▶ To be done
All of the data below should be written out exactly.
* * * * * * *
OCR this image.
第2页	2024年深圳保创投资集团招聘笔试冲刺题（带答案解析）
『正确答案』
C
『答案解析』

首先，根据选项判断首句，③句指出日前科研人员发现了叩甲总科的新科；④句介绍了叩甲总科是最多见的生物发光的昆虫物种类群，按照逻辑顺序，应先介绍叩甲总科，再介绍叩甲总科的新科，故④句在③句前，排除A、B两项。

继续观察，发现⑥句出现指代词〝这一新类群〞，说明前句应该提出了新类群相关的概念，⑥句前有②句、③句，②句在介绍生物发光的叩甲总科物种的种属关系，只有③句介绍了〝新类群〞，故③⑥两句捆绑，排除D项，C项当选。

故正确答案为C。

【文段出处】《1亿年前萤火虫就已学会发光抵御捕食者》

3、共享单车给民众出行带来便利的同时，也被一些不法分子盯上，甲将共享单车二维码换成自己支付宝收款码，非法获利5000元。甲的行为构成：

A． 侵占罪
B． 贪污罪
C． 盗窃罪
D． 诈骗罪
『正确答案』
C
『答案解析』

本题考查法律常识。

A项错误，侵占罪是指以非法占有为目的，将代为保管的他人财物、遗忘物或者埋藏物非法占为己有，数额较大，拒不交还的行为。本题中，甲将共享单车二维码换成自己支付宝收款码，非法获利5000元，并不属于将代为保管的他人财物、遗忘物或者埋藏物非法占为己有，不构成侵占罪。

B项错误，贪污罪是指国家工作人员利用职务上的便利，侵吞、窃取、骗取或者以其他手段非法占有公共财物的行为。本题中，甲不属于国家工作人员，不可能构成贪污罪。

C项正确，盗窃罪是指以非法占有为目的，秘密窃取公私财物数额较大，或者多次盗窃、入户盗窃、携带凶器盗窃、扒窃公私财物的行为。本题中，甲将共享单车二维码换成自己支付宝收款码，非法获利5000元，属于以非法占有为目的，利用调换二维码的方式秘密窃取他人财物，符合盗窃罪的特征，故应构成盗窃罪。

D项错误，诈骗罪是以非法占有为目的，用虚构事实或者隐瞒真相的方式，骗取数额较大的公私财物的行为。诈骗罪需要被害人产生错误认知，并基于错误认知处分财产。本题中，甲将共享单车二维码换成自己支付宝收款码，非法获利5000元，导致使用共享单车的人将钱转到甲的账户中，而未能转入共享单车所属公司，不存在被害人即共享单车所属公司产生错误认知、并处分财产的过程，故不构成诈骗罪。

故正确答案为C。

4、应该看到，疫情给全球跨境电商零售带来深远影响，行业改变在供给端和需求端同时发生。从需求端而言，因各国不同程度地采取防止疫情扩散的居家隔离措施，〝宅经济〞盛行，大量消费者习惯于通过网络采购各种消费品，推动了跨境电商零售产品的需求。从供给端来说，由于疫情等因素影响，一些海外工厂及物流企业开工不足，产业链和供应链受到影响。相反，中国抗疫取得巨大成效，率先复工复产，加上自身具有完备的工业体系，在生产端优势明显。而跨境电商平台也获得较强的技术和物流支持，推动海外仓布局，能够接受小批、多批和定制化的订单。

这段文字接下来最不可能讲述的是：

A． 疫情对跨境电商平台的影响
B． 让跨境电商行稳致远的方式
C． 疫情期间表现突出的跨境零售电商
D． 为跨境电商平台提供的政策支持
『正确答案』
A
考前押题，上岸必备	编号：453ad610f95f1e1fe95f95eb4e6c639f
* * * * * * *
▶ Output for this exercise
OCR this image.
第2页	2024年深圳保创投资集团招聘笔试冲刺题（带答案解析）
『正确答案』
C
『答案解析』

首先，根据选项判断首句，③句指出日前科研人员发现了叩甲总科的新科；④句介绍了叩甲总科是最多见的生物发光的昆虫物种类群，按照逻辑顺序，应先介绍叩甲总科，再介绍叩甲总科的新科，故④句在③句前，排除A、B两项。

继续观察，发现⑥句出现指代词〝这一新类群〞，说明前句应该提出了新类群相关的概念，⑥句前有②句、③句，②句在介绍生物发光的叩甲总科物种的种属关系，只有③句介绍了〝新类群〞，故③⑥两句捆绑，排除D项，C项当选。

故正确答案为C。

【文段出处】《1亿年前萤火虫就已学会发光抵御捕食者》

3、共享单车给民众出行带来便利的同时，也被一些不法分子盯上，甲将共享单车二维码换成自己支付宝收款码，非法获利5000元。甲的行为构成：

A． 侵占罪
B． 贪污罪
C． 盗窃罪
D． 诈骗罪
『正确答案』
C
『答案解析』

本题考查法律常识。

A项错误，侵占罪是指以非法占有为目的，将代为保管的他人财物、遗忘物或者埋藏物非法占为己有，数额较大，拒不交还的行为。本题中，甲将共享单车二维码换成自己支付宝收款码，非法获利5000元，并不属于将代为保管的他人财物、遗忘物或者埋藏物非法占为己有，不构成侵占罪。

B项错误，贪污罪是指国家工作人员利用职务上的便利，侵吞、窃取、骗取或者以其他手段非法占有公共财物的行为。本题中，甲不属于国家工作人员，不可能构成贪污罪。

C项正确，盗窃罪是指以非法占有为目的，秘密窃取公私财物数额较大，或者多次盗窃、入户盗窃、携带凶器盗窃、扒窃公私财物的行为。本题中，甲将共享单车二维码换成自己支付宝收款码，非法获利5000元，属于以非法占有为目的，利用调换二维码的方式秘密窃取他人财物，符合盗窃罪的特征，故应构成盗窃罪。

D项错误，诈骗罪是以非法占有为目的，用虚构事实或者隐瞒真相的方式，骗取数额较大的公私财物的行为。诈骗罪需要被害人产生错误认知，并基于错误认知处分财产。本题中，甲将共享单车二维码换成自己支付宝收款码，非法获利5000元，导致使用共享单车的人将钱转到甲的账户中，而未能转入共享单车所属公司，不存在被害人即共享单车所属公司产生错误认知、并处分财产的过程，故不构成诈骗罪。

故正确答案为C。

4、应该看到，疫情给全球跨境电商零售带来深远影响，行业改变在供给端和需求端同时发生。从需求端而言，因各国不同程度地采取防止疫情扩散的居家隔离措施，〝宅经济〞盛行，大量消费者习惯于通过网络采购各种消费品，推动了跨境电商零售产品的需求。从供给端来说，由于疫情等因素影响，一些海外工厂及物流企业开工不足，产业链和供应链受到影响。相反，中国抗疫取得巨大成效，率先复工复产，加上自身具有完备的工业体系，在生产端优势明显。而跨境电商平台也获得较强的技术和物流支持，推动海外仓布局，能够接受小批、多批和定制化的订单。

这段文字接下来最不可能讲述的是：

A． 疫情对跨境电商平台的影响
B． 让跨境电商行稳致远的方式
C． 疫情期间表现突出的跨境零售电商
D． 为跨境电商平台提供的政策支持
『正确答案』
A
考前押题，上岸必备	编号：453ad610f95f1e1fe95f95eb4e6c639f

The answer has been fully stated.